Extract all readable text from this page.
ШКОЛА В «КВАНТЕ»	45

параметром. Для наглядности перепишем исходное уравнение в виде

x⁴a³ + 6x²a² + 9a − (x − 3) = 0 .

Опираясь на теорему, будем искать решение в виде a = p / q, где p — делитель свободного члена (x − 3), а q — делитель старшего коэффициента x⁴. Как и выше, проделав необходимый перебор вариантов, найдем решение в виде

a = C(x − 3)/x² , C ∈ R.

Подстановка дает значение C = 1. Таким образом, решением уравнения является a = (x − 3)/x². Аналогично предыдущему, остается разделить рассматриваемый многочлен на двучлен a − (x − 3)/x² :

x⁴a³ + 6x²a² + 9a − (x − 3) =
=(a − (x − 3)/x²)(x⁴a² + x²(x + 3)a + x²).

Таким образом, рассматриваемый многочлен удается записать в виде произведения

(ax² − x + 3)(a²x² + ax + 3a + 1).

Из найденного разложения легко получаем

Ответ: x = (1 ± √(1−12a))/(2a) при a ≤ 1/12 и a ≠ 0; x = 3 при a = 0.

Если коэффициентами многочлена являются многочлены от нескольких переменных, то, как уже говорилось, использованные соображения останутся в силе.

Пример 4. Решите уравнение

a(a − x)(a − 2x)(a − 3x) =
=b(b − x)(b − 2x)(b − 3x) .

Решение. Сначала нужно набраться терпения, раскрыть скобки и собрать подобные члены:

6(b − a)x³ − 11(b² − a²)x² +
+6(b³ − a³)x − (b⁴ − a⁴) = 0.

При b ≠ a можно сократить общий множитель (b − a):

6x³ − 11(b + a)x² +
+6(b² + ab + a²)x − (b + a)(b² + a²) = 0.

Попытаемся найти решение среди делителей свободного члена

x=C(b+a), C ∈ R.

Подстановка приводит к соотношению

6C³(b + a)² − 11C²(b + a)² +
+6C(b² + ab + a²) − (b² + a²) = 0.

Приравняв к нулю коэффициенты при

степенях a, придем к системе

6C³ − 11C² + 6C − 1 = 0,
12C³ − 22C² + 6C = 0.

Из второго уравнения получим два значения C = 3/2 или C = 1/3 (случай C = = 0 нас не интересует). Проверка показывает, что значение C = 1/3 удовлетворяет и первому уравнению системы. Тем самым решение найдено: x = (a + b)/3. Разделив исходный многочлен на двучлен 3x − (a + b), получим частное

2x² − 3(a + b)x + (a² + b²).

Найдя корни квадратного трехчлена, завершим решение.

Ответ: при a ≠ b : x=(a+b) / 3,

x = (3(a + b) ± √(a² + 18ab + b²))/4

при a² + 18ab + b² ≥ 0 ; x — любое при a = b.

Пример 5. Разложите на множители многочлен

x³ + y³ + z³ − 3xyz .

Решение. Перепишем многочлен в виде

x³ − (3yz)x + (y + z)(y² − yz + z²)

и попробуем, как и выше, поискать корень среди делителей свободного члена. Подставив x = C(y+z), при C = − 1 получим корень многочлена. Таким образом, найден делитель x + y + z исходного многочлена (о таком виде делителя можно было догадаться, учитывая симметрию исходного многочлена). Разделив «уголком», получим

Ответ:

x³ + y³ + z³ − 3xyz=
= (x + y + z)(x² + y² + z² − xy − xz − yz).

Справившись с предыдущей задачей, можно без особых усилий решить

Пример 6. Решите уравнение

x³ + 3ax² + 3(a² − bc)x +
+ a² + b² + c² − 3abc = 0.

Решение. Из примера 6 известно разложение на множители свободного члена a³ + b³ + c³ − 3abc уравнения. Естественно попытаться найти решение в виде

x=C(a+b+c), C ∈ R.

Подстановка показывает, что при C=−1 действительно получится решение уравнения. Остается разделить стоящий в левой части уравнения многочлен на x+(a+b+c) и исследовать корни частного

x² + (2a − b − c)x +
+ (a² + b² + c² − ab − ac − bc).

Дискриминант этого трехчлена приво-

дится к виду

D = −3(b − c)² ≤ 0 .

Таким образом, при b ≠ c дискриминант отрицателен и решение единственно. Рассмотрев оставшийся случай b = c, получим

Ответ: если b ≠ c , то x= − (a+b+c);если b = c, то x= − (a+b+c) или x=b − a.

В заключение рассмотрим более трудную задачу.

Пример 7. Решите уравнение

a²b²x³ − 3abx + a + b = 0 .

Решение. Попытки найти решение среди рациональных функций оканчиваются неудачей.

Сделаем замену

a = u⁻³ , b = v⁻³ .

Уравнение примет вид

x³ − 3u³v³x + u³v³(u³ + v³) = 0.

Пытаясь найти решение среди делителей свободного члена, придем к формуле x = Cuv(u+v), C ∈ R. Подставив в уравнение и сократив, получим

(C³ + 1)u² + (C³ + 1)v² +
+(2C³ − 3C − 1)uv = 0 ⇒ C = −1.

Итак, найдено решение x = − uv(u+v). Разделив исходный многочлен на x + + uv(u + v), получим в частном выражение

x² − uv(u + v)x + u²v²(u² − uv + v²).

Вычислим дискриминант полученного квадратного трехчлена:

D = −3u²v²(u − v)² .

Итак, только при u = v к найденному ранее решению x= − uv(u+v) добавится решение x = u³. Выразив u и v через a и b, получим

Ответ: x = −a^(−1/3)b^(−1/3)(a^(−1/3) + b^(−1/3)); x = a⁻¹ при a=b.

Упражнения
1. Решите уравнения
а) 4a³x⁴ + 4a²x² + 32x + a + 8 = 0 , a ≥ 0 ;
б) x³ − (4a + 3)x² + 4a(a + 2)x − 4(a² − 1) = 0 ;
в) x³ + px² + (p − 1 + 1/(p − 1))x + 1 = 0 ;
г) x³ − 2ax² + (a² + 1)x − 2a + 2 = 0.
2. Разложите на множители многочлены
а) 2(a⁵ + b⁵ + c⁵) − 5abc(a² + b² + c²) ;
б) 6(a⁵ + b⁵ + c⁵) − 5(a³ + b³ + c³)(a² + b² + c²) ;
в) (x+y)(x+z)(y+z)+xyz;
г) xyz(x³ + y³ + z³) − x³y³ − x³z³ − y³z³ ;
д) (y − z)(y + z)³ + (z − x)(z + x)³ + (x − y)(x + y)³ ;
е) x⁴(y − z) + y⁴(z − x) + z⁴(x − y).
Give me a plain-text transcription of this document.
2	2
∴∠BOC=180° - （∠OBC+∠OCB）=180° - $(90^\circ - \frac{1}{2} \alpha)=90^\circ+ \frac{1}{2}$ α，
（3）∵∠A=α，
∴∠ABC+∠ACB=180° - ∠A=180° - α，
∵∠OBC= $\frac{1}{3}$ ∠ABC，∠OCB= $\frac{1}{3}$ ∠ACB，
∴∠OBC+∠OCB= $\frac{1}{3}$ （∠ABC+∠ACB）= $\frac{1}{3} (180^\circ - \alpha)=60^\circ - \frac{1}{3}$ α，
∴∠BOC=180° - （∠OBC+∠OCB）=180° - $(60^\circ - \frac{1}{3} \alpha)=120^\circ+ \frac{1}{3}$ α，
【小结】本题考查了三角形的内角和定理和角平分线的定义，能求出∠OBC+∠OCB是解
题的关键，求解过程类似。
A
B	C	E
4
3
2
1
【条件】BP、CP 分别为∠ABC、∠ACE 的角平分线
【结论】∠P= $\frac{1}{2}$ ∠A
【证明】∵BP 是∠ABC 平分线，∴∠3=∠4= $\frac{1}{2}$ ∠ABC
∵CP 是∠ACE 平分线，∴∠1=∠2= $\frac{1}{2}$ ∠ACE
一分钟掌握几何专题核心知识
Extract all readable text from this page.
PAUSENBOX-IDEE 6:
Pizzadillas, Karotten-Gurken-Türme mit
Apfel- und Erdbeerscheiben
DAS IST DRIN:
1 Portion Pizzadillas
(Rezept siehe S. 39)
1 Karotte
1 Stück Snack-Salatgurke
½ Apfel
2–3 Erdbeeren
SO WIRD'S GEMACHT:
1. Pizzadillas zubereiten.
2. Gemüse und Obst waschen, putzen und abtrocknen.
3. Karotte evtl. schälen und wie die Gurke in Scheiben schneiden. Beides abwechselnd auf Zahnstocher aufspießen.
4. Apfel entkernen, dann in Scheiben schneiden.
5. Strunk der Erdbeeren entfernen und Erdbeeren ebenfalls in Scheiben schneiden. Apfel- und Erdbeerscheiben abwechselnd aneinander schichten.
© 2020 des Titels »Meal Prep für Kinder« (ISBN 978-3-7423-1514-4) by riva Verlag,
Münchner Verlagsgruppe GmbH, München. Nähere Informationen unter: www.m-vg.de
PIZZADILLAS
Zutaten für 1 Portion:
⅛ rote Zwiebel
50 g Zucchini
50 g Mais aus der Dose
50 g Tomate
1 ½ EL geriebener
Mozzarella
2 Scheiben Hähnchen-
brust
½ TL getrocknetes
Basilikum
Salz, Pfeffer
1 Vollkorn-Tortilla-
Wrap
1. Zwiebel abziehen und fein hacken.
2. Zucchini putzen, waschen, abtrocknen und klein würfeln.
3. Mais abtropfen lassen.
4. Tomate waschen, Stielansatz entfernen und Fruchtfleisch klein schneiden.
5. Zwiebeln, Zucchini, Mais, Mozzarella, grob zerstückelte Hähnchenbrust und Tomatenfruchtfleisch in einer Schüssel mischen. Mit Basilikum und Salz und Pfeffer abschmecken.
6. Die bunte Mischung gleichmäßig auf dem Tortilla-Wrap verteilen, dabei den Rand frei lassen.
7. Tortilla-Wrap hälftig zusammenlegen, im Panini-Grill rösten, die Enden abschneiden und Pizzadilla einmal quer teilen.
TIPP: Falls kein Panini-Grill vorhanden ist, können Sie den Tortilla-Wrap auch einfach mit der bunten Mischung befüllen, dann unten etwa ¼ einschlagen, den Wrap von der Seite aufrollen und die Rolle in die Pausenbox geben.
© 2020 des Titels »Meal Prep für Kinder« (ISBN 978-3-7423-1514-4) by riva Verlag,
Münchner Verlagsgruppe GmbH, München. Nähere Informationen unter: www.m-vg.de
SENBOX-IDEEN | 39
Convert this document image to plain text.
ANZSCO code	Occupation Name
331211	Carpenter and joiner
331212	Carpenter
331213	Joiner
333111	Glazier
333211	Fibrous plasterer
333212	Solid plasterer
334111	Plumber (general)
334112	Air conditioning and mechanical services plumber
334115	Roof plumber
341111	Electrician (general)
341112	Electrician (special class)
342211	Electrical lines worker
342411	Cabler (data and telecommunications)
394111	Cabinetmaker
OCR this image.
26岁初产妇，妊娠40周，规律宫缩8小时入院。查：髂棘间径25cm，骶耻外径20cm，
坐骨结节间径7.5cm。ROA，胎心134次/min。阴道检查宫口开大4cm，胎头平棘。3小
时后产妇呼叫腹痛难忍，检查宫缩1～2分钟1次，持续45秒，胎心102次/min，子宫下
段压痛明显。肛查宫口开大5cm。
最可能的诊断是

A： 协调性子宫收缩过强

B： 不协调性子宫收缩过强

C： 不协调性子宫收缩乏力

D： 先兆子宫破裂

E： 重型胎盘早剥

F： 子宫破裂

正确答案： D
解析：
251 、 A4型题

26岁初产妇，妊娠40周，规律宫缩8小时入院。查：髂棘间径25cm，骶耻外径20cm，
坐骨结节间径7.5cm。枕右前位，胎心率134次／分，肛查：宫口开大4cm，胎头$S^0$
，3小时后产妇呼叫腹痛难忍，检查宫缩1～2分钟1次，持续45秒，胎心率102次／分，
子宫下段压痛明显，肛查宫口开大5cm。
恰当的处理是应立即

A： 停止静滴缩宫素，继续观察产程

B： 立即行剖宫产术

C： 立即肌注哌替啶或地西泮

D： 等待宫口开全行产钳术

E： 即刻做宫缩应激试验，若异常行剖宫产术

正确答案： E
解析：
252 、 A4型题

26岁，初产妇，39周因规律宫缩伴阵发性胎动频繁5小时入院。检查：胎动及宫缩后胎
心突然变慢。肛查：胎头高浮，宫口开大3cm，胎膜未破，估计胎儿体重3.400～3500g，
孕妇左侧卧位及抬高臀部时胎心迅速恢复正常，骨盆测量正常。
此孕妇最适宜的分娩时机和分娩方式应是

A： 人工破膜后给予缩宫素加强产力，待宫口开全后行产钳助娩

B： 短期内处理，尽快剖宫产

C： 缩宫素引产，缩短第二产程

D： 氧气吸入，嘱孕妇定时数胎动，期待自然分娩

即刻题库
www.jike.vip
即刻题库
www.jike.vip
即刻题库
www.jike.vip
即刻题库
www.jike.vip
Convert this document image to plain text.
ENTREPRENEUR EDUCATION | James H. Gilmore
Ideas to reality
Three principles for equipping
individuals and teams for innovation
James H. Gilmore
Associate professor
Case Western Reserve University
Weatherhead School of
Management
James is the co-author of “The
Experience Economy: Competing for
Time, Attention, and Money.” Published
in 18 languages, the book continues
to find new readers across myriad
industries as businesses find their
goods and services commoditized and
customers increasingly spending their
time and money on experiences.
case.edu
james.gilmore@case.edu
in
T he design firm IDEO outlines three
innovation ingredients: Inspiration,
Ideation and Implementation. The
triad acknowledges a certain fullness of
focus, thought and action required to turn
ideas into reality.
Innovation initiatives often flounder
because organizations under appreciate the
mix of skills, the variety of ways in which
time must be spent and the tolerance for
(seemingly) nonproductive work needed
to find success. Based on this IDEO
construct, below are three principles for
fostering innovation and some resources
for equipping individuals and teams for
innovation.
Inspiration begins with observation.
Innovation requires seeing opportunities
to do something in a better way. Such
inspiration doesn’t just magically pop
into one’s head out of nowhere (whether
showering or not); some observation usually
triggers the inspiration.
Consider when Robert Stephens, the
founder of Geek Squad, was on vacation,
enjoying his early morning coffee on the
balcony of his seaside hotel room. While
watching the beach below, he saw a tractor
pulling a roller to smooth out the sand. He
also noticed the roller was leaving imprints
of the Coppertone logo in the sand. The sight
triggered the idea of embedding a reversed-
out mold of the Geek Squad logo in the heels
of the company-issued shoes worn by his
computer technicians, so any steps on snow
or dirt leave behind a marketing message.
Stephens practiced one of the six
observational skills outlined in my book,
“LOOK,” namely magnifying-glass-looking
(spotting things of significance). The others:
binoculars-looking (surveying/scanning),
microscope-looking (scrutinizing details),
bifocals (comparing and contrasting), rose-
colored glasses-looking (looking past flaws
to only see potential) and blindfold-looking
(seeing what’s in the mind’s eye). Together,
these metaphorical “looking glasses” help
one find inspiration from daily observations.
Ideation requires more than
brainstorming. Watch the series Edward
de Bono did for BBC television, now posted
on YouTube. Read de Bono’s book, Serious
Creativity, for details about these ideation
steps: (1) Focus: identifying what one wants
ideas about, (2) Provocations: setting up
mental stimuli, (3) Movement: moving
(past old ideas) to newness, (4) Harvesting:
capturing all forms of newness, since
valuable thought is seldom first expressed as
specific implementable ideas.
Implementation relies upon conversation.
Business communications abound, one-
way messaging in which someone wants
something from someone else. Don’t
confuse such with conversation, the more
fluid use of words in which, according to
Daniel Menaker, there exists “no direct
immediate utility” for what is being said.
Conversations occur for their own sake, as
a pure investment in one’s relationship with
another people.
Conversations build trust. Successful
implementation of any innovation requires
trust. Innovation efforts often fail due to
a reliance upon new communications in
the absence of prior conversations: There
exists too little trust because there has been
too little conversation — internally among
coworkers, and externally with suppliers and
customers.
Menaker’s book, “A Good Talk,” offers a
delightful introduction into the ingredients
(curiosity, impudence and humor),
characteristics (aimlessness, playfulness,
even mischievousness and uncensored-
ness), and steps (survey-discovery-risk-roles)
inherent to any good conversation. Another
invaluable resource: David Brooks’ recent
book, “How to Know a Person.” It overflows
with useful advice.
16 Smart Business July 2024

★ ★ ★

TASK DESCRIPTION: Take every line from the records above that has the word "Panini" and copy it.

ANSWER IN FULL:
7. Tortilla-Wrap hälftig zusammenlegen, im Panini-Grill rösten, die Enden abschneiden und Pizzadilla einmal quer teilen.
TIPP: Falls kein Panini-Grill vorhanden ist, können Sie den Tortilla-Wrap auch einfach mit der bunten Mischung befüllen, dann unten etwa ¼ einschlagen, den Wrap von der Seite aufrollen und die Rolle in die Pausenbox geben.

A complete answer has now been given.